>> BEGIN Supplied material
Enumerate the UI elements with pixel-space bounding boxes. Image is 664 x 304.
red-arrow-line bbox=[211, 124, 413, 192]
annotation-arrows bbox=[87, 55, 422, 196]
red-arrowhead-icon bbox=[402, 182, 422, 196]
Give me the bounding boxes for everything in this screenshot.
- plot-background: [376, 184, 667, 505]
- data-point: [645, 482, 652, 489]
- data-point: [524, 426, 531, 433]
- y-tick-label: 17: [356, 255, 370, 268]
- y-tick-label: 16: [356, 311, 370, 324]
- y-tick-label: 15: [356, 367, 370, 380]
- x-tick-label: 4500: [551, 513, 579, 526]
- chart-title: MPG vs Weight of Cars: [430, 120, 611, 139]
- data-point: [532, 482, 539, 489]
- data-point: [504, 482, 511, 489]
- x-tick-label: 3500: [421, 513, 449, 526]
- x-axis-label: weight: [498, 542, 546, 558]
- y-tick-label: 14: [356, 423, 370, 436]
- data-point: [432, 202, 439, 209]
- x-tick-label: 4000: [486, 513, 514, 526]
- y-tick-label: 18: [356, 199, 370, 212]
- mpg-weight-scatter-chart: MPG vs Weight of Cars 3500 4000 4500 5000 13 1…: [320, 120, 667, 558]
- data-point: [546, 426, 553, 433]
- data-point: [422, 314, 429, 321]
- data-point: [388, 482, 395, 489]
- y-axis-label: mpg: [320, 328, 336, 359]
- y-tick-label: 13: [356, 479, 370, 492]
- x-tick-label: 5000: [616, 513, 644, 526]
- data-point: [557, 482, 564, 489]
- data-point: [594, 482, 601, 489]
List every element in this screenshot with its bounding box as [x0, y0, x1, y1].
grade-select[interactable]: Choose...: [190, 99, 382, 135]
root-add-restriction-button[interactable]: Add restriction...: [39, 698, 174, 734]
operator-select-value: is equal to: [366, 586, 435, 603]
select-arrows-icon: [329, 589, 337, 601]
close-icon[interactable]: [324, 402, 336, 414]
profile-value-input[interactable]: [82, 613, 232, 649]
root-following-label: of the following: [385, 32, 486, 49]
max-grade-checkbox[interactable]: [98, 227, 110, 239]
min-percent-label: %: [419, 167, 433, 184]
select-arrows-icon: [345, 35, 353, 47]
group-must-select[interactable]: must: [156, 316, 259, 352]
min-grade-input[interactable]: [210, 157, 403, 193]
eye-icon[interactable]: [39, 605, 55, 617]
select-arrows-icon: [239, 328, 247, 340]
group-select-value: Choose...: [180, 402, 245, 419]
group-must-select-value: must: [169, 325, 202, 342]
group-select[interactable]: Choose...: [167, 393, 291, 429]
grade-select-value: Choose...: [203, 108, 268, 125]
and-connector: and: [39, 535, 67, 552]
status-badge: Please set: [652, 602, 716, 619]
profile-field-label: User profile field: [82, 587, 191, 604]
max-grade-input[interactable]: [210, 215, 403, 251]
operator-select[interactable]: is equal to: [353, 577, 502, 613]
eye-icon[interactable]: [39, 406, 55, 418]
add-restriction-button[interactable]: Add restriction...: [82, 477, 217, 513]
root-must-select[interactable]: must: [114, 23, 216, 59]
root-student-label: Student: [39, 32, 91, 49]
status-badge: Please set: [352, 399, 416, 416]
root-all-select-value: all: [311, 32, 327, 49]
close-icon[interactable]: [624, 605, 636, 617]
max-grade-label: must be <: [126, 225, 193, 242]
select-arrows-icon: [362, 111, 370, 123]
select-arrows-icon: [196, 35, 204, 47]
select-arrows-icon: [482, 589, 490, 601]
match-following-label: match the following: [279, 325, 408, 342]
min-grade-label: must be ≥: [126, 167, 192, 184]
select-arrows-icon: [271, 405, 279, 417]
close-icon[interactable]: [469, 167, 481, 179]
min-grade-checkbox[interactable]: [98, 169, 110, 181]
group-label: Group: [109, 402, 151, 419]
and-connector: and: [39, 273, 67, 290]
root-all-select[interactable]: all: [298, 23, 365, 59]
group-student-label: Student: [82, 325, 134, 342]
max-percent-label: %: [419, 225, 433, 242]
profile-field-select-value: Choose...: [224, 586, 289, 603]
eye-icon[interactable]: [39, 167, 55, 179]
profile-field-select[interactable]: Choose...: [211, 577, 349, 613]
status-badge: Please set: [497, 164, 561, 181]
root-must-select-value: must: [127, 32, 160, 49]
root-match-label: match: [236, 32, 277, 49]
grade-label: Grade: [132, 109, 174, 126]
>> END Supplied material
■ Requirement
Write out the lines from the start of the records up to and including the line containing "select-arrows-icon: [345, 35, 353, 47]" as a numbered list, leaving out any blank lines.

■ Task solution
1. Enumerate the UI elements with pixel-space bounding boxes. Image is 664 x 304.
2. red-arrow-line bbox=[211, 124, 413, 192]
3. annotation-arrows bbox=[87, 55, 422, 196]
4. red-arrowhead-icon bbox=[402, 182, 422, 196]
5. Give me the bounding boxes for everything in this screenshot.
6. - plot-background: [376, 184, 667, 505]
7. - data-point: [645, 482, 652, 489]
8. - data-point: [524, 426, 531, 433]
9. - y-tick-label: 17: [356, 255, 370, 268]
10. - y-tick-label: 16: [356, 311, 370, 324]
11. - y-tick-label: 15: [356, 367, 370, 380]
12. - x-tick-label: 4500: [551, 513, 579, 526]
13. - chart-title: MPG vs Weight of Cars: [430, 120, 611, 139]
14. - data-point: [532, 482, 539, 489]
15. - data-point: [504, 482, 511, 489]
16. - x-tick-label: 3500: [421, 513, 449, 526]
17. - x-axis-label: weight: [498, 542, 546, 558]
18. - y-tick-label: 14: [356, 423, 370, 436]
19. - data-point: [432, 202, 439, 209]
20. - x-tick-label: 4000: [486, 513, 514, 526]
21. - y-tick-label: 18: [356, 199, 370, 212]
22. - mpg-weight-scatter-chart: MPG vs Weight of Cars 3500 4000 4500 5000 13 1…: [320, 120, 667, 558]
23. - data-point: [546, 426, 553, 433]
24. - data-point: [422, 314, 429, 321]
25. - data-point: [388, 482, 395, 489]
26. - y-axis-label: mpg: [320, 328, 336, 359]
27. - y-tick-label: 13: [356, 479, 370, 492]
28. - x-tick-label: 5000: [616, 513, 644, 526]
29. - data-point: [557, 482, 564, 489]
30. - data-point: [594, 482, 601, 489]
31. List every element in this screenshot with its bounding box as [x0, y0, x1, y1].
32. grade-select[interactable]: Choose...: [190, 99, 382, 135]
33. root-add-restriction-button[interactable]: Add restriction...: [39, 698, 174, 734]
34. operator-select-value: is equal to: [366, 586, 435, 603]
35. select-arrows-icon: [329, 589, 337, 601]
36. close-icon[interactable]: [324, 402, 336, 414]
37. profile-value-input[interactable]: [82, 613, 232, 649]
38. root-following-label: of the following: [385, 32, 486, 49]
39. max-grade-checkbox[interactable]: [98, 227, 110, 239]
40. min-percent-label: %: [419, 167, 433, 184]
41. select-arrows-icon: [345, 35, 353, 47]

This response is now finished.